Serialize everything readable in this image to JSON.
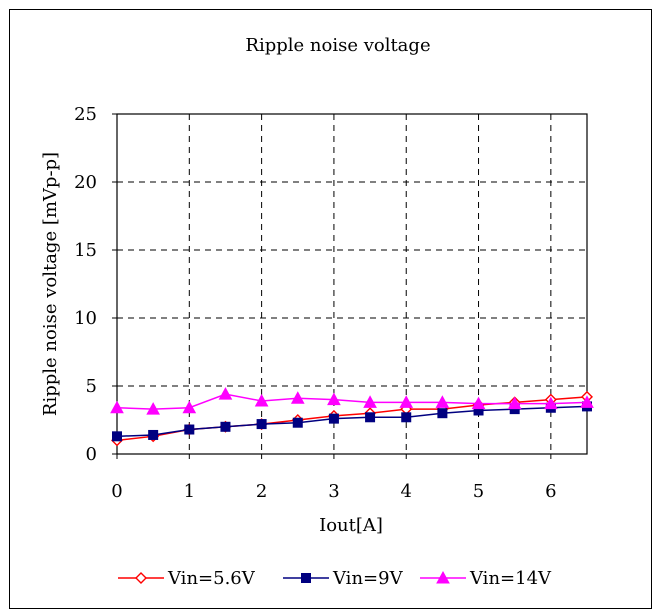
{
  "chart_data": {
    "type": "line",
    "title": "Ripple noise voltage",
    "xlabel": "Iout[A]",
    "ylabel": "Ripple noise voltage [mVp-p]",
    "xlim": [
      0,
      6.5
    ],
    "ylim": [
      0,
      25
    ],
    "xticks": [
      0,
      1,
      2,
      3,
      4,
      5,
      6
    ],
    "yticks": [
      0,
      5,
      10,
      15,
      20,
      25
    ],
    "grid": true,
    "legend_position": "bottom",
    "x": [
      0,
      0.5,
      1,
      1.5,
      2,
      2.5,
      3,
      3.5,
      4,
      4.5,
      5,
      5.5,
      6,
      6.5
    ],
    "series": [
      {
        "name": "Vin=5.6V",
        "color": "#ff0000",
        "marker": "diamond-open",
        "values": [
          1.0,
          1.3,
          1.8,
          2.0,
          2.2,
          2.5,
          2.8,
          3.0,
          3.3,
          3.3,
          3.6,
          3.8,
          4.0,
          4.2
        ]
      },
      {
        "name": "Vin=9V",
        "color": "#000080",
        "marker": "square",
        "values": [
          1.3,
          1.4,
          1.8,
          2.0,
          2.2,
          2.3,
          2.6,
          2.7,
          2.7,
          3.0,
          3.2,
          3.3,
          3.4,
          3.5
        ]
      },
      {
        "name": "Vin=14V",
        "color": "#ff00ff",
        "marker": "triangle",
        "values": [
          3.4,
          3.3,
          3.4,
          4.4,
          3.9,
          4.1,
          4.0,
          3.8,
          3.8,
          3.8,
          3.7,
          3.7,
          3.7,
          3.8
        ]
      }
    ]
  }
}
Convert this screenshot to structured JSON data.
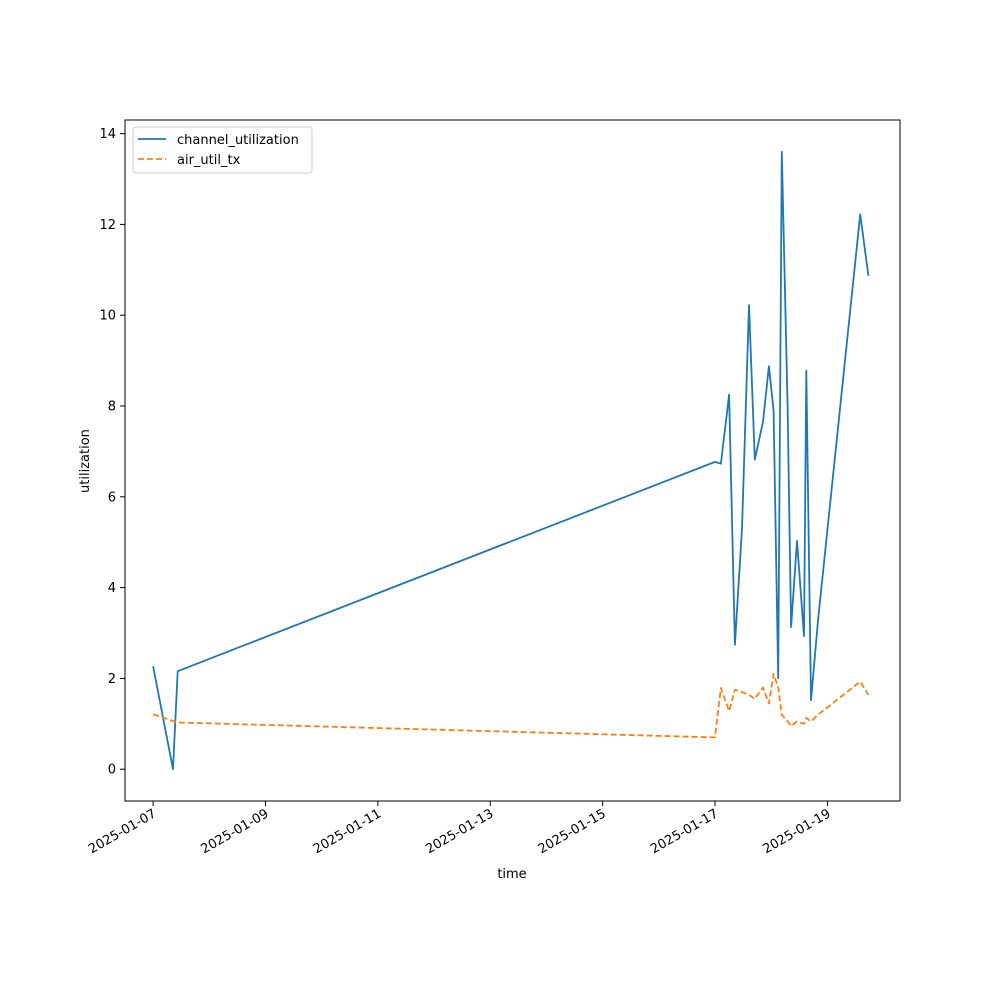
* * *
* **Given problem**
List each line of the entries that holds the string "voltage".

* **Output of the task**
    "title": "Ripple noise voltage",
    "ylabel": "Ripple noise voltage [mVp-p]",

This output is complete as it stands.